DATASET ENTRIES:
+ + + +

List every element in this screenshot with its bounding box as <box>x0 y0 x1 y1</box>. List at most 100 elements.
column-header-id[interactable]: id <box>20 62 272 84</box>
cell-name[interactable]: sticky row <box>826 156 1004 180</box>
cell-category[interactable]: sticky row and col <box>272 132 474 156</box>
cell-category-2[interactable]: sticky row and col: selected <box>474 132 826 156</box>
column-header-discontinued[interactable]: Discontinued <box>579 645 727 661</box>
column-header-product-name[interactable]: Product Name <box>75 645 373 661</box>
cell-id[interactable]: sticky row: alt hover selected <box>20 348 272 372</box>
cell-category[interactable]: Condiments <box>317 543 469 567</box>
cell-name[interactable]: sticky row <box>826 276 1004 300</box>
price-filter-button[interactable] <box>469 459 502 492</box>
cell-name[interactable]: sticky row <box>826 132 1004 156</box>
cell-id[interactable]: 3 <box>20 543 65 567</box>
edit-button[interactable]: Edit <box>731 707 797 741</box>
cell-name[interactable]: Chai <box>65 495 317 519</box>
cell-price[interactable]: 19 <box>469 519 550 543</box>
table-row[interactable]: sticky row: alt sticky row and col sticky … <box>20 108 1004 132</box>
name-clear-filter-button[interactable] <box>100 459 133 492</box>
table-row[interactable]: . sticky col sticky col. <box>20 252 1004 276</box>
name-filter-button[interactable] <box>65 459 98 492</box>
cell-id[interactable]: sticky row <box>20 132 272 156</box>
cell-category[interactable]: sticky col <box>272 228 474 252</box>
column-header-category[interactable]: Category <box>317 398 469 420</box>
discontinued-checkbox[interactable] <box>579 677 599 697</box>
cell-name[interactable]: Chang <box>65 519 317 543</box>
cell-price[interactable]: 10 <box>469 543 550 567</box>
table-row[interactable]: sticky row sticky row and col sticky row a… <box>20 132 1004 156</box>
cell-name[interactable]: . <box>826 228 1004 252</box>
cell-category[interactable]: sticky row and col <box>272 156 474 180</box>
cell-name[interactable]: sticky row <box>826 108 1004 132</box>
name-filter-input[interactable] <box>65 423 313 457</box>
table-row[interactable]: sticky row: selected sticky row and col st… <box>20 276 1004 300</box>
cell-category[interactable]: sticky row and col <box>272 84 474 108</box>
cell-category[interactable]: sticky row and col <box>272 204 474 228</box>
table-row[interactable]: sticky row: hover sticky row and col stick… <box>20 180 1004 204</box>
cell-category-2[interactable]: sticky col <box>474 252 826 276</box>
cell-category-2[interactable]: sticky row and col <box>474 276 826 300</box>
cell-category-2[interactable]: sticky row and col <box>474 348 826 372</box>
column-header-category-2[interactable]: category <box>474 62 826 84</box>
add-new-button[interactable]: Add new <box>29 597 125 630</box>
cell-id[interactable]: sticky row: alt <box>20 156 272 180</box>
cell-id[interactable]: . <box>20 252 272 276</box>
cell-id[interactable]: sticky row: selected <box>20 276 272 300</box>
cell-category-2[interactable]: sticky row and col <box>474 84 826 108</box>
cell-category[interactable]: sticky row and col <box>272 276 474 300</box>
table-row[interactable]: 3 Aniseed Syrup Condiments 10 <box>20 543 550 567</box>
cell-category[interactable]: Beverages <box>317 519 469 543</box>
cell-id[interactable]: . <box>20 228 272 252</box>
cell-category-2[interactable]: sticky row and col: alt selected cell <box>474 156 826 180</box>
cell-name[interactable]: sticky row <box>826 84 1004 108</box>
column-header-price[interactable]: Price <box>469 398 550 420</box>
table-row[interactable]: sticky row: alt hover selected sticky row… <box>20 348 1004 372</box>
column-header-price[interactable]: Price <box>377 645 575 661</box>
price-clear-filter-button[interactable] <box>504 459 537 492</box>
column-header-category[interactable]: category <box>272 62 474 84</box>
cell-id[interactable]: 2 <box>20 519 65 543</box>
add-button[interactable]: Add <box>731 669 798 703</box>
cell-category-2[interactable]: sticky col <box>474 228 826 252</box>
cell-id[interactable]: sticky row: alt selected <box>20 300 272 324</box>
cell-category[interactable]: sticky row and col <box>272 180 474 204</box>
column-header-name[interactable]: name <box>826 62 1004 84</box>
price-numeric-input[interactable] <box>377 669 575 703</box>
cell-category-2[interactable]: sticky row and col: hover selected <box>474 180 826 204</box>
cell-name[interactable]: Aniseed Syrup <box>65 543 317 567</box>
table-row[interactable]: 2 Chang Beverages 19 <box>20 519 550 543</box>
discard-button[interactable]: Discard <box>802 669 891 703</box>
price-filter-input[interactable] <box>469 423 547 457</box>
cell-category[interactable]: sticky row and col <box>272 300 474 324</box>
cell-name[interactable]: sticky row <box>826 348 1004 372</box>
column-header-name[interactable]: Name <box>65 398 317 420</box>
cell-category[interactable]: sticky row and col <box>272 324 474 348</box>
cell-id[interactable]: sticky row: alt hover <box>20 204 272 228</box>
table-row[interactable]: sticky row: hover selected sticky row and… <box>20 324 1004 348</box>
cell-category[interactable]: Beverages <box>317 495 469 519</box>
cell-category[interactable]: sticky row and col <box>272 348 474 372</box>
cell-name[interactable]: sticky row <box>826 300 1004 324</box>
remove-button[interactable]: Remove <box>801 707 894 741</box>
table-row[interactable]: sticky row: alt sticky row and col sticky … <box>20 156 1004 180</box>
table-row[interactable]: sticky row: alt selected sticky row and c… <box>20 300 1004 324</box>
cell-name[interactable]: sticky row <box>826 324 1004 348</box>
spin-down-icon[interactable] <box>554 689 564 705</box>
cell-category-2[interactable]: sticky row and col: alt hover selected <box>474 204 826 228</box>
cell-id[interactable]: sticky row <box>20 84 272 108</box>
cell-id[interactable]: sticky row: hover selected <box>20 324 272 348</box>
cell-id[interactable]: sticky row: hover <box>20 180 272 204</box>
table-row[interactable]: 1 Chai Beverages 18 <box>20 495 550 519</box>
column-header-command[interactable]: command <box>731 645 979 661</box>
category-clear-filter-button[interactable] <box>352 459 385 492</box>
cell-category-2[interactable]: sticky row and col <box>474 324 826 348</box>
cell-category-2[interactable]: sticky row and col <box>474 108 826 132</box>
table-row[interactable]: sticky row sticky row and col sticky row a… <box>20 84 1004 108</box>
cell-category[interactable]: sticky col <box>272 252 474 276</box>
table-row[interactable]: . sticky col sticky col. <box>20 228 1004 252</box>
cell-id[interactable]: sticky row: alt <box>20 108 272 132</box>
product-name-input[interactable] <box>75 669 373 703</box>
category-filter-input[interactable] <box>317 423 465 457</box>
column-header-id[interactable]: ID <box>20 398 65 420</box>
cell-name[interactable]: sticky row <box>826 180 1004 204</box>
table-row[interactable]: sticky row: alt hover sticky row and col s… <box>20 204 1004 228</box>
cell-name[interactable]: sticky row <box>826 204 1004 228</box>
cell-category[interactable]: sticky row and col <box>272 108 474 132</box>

+ + + +

GIVEN TASK: Reproduce all the rows above, swapping "Condiments" for "Seasonings" wherever it occurs and keeping every other character as is.

TASK OUTPUT:
List every element in this screenshot with its bounding box as <box>x0 y0 x1 y1</box>. List at most 100 elements.
column-header-id[interactable]: id <box>20 62 272 84</box>
cell-name[interactable]: sticky row <box>826 156 1004 180</box>
cell-category[interactable]: sticky row and col <box>272 132 474 156</box>
cell-category-2[interactable]: sticky row and col: selected <box>474 132 826 156</box>
column-header-discontinued[interactable]: Discontinued <box>579 645 727 661</box>
column-header-product-name[interactable]: Product Name <box>75 645 373 661</box>
cell-id[interactable]: sticky row: alt hover selected <box>20 348 272 372</box>
cell-category[interactable]: Seasonings <box>317 543 469 567</box>
cell-name[interactable]: sticky row <box>826 276 1004 300</box>
price-filter-button[interactable] <box>469 459 502 492</box>
cell-name[interactable]: sticky row <box>826 132 1004 156</box>
cell-id[interactable]: 3 <box>20 543 65 567</box>
edit-button[interactable]: Edit <box>731 707 797 741</box>
cell-name[interactable]: Chai <box>65 495 317 519</box>
cell-price[interactable]: 19 <box>469 519 550 543</box>
table-row[interactable]: sticky row: alt sticky row and col sticky … <box>20 108 1004 132</box>
name-clear-filter-button[interactable] <box>100 459 133 492</box>
table-row[interactable]: . sticky col sticky col. <box>20 252 1004 276</box>
name-filter-button[interactable] <box>65 459 98 492</box>
cell-id[interactable]: sticky row <box>20 132 272 156</box>
cell-category[interactable]: sticky col <box>272 228 474 252</box>
column-header-category[interactable]: Category <box>317 398 469 420</box>
discontinued-checkbox[interactable] <box>579 677 599 697</box>
cell-name[interactable]: Chang <box>65 519 317 543</box>
cell-price[interactable]: 10 <box>469 543 550 567</box>
table-row[interactable]: sticky row sticky row and col sticky row a… <box>20 132 1004 156</box>
cell-name[interactable]: . <box>826 228 1004 252</box>
cell-category[interactable]: sticky row and col <box>272 156 474 180</box>
cell-name[interactable]: sticky row <box>826 108 1004 132</box>
name-filter-input[interactable] <box>65 423 313 457</box>
table-row[interactable]: sticky row: selected sticky row and col st… <box>20 276 1004 300</box>
cell-category[interactable]: sticky row and col <box>272 84 474 108</box>
cell-category[interactable]: sticky row and col <box>272 204 474 228</box>
table-row[interactable]: sticky row: hover sticky row and col stick… <box>20 180 1004 204</box>
cell-category-2[interactable]: sticky col <box>474 252 826 276</box>
cell-category-2[interactable]: sticky row and col <box>474 276 826 300</box>
cell-category-2[interactable]: sticky row and col <box>474 348 826 372</box>
column-header-category-2[interactable]: category <box>474 62 826 84</box>
add-new-button[interactable]: Add new <box>29 597 125 630</box>
cell-id[interactable]: sticky row: alt <box>20 156 272 180</box>
cell-id[interactable]: . <box>20 252 272 276</box>
cell-id[interactable]: sticky row: selected <box>20 276 272 300</box>
cell-category-2[interactable]: sticky row and col <box>474 84 826 108</box>
cell-category[interactable]: sticky row and col <box>272 276 474 300</box>
table-row[interactable]: 3 Aniseed Syrup Seasonings 10 <box>20 543 550 567</box>
cell-category[interactable]: Beverages <box>317 519 469 543</box>
cell-id[interactable]: . <box>20 228 272 252</box>
cell-category-2[interactable]: sticky row and col: alt selected cell <box>474 156 826 180</box>
cell-name[interactable]: sticky row <box>826 84 1004 108</box>
column-header-price[interactable]: Price <box>469 398 550 420</box>
table-row[interactable]: sticky row: alt hover selected sticky row… <box>20 348 1004 372</box>
column-header-price[interactable]: Price <box>377 645 575 661</box>
price-clear-filter-button[interactable] <box>504 459 537 492</box>
column-header-category[interactable]: category <box>272 62 474 84</box>
cell-id[interactable]: 2 <box>20 519 65 543</box>
add-button[interactable]: Add <box>731 669 798 703</box>
cell-category-2[interactable]: sticky col <box>474 228 826 252</box>
cell-id[interactable]: sticky row: alt selected <box>20 300 272 324</box>
cell-category[interactable]: sticky row and col <box>272 180 474 204</box>
column-header-name[interactable]: name <box>826 62 1004 84</box>
price-numeric-input[interactable] <box>377 669 575 703</box>
cell-category-2[interactable]: sticky row and col: hover selected <box>474 180 826 204</box>
cell-name[interactable]: Aniseed Syrup <box>65 543 317 567</box>
table-row[interactable]: 2 Chang Beverages 19 <box>20 519 550 543</box>
discard-button[interactable]: Discard <box>802 669 891 703</box>
price-filter-input[interactable] <box>469 423 547 457</box>
cell-category[interactable]: sticky row and col <box>272 300 474 324</box>
cell-name[interactable]: sticky row <box>826 348 1004 372</box>
column-header-name[interactable]: Name <box>65 398 317 420</box>
cell-category[interactable]: sticky row and col <box>272 324 474 348</box>
cell-id[interactable]: sticky row: alt hover <box>20 204 272 228</box>
table-row[interactable]: sticky row: hover selected sticky row and… <box>20 324 1004 348</box>
cell-category[interactable]: Beverages <box>317 495 469 519</box>
cell-category[interactable]: sticky row and col <box>272 348 474 372</box>
cell-name[interactable]: sticky row <box>826 300 1004 324</box>
remove-button[interactable]: Remove <box>801 707 894 741</box>
table-row[interactable]: sticky row: alt sticky row and col sticky … <box>20 156 1004 180</box>
table-row[interactable]: sticky row: alt selected sticky row and c… <box>20 300 1004 324</box>
cell-name[interactable]: sticky row <box>826 324 1004 348</box>
spin-down-icon[interactable] <box>554 689 564 705</box>
cell-category-2[interactable]: sticky row and col: alt hover selected <box>474 204 826 228</box>
cell-id[interactable]: sticky row <box>20 84 272 108</box>
cell-id[interactable]: sticky row: hover selected <box>20 324 272 348</box>
cell-id[interactable]: sticky row: hover <box>20 180 272 204</box>
table-row[interactable]: 1 Chai Beverages 18 <box>20 495 550 519</box>
column-header-command[interactable]: command <box>731 645 979 661</box>
category-clear-filter-button[interactable] <box>352 459 385 492</box>
cell-category-2[interactable]: sticky row and col <box>474 324 826 348</box>
cell-category-2[interactable]: sticky row and col <box>474 108 826 132</box>
table-row[interactable]: sticky row sticky row and col sticky row a… <box>20 84 1004 108</box>
cell-category[interactable]: sticky col <box>272 252 474 276</box>
table-row[interactable]: . sticky col sticky col. <box>20 228 1004 252</box>
cell-id[interactable]: sticky row: alt <box>20 108 272 132</box>
product-name-input[interactable] <box>75 669 373 703</box>
category-filter-input[interactable] <box>317 423 465 457</box>
column-header-id[interactable]: ID <box>20 398 65 420</box>
cell-name[interactable]: sticky row <box>826 180 1004 204</box>
table-row[interactable]: sticky row: alt hover sticky row and col s… <box>20 204 1004 228</box>
cell-name[interactable]: sticky row <box>826 204 1004 228</box>
cell-category[interactable]: sticky row and col <box>272 108 474 132</box>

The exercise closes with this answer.